** EXERCISE **
Read the lines that follow and pick out every one containing the word "text".

** EXERCISE INPUTS **

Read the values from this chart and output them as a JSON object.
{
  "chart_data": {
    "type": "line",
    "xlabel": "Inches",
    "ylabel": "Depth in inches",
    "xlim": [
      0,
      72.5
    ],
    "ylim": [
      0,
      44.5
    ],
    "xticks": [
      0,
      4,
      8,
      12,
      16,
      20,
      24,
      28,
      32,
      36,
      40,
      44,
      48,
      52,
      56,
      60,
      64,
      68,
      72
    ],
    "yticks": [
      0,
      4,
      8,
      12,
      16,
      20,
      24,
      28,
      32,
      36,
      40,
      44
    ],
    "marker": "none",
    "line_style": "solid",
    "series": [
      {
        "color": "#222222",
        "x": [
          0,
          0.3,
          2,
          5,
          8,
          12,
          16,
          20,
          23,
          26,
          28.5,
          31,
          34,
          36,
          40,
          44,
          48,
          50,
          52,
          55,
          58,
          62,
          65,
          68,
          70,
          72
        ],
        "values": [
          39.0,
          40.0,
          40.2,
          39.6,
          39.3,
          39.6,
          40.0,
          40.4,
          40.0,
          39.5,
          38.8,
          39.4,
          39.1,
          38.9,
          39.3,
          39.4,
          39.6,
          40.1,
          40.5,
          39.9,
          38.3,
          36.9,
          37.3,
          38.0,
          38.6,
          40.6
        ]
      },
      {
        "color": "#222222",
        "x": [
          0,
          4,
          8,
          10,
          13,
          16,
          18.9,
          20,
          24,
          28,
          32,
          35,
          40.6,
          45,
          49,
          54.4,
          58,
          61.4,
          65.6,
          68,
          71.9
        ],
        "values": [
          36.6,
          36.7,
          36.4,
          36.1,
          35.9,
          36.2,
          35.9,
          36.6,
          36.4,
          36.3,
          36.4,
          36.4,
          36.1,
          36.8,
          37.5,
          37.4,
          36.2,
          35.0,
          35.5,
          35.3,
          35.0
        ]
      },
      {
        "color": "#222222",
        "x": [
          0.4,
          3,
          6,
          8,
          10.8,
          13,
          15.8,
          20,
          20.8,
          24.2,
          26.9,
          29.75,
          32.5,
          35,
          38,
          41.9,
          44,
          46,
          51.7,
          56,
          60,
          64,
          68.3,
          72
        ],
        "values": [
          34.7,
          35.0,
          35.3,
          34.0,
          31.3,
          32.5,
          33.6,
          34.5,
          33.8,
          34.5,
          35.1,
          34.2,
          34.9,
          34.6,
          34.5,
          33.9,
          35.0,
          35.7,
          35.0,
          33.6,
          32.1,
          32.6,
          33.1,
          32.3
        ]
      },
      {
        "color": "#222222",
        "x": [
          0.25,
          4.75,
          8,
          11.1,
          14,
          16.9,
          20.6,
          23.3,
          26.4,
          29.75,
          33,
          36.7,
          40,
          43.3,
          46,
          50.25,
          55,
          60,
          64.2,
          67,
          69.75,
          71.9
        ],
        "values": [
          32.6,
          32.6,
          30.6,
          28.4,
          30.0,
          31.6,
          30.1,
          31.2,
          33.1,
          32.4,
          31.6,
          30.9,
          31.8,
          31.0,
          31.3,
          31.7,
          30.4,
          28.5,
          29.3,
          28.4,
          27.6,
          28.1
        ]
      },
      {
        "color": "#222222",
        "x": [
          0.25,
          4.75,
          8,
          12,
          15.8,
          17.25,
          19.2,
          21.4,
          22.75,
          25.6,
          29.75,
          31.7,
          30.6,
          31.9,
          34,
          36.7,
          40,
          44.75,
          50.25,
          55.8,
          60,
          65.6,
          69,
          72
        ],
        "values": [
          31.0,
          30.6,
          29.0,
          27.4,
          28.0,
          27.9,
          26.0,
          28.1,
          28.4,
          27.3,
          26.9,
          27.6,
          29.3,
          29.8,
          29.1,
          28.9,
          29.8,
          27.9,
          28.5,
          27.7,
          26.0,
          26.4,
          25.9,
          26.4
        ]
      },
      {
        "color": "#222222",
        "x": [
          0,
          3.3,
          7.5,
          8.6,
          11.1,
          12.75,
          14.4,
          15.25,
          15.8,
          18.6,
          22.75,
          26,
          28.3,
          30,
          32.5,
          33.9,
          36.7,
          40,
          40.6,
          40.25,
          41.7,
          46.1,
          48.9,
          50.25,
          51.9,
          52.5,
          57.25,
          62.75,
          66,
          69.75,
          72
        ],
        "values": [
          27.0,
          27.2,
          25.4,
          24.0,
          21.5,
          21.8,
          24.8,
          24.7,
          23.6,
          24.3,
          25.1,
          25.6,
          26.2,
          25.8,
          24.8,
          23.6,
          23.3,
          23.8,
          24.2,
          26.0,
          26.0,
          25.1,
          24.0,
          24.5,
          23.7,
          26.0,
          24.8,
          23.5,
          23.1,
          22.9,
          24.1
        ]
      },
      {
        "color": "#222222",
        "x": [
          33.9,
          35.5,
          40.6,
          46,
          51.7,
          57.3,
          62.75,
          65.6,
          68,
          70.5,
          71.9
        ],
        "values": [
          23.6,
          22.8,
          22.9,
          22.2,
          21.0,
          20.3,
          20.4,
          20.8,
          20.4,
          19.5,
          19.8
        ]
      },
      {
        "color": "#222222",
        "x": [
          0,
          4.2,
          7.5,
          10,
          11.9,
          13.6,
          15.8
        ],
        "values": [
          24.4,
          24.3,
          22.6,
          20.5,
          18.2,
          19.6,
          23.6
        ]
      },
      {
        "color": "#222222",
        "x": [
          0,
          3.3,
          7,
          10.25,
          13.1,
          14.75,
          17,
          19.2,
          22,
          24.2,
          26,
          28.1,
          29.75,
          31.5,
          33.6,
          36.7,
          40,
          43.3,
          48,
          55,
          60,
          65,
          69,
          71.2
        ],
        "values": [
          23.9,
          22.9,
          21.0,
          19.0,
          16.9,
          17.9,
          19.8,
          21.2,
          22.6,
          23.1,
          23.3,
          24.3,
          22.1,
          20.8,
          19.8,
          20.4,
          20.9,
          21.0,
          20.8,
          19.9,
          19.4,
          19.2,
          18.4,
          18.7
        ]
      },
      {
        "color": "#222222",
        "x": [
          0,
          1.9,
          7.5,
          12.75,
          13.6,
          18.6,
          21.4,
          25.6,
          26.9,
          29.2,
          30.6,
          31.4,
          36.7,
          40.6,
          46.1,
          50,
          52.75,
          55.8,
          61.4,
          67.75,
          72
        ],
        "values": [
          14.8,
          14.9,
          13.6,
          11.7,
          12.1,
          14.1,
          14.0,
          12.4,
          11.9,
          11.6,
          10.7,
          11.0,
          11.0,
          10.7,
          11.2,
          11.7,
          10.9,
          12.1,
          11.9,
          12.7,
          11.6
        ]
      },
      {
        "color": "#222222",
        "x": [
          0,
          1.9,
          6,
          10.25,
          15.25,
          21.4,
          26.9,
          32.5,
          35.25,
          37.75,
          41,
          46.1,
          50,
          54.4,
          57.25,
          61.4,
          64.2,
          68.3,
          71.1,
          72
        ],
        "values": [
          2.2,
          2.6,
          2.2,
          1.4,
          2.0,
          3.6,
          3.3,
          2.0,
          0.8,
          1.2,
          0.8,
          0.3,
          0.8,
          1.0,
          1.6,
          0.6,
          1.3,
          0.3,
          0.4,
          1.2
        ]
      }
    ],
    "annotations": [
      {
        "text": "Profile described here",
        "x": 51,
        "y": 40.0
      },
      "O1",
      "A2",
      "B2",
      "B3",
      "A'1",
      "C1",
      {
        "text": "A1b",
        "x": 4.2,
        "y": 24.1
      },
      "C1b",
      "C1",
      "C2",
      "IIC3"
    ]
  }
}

** RESULT OF THIS TASK **
        "text": "Profile described here",
        "text": "A1b",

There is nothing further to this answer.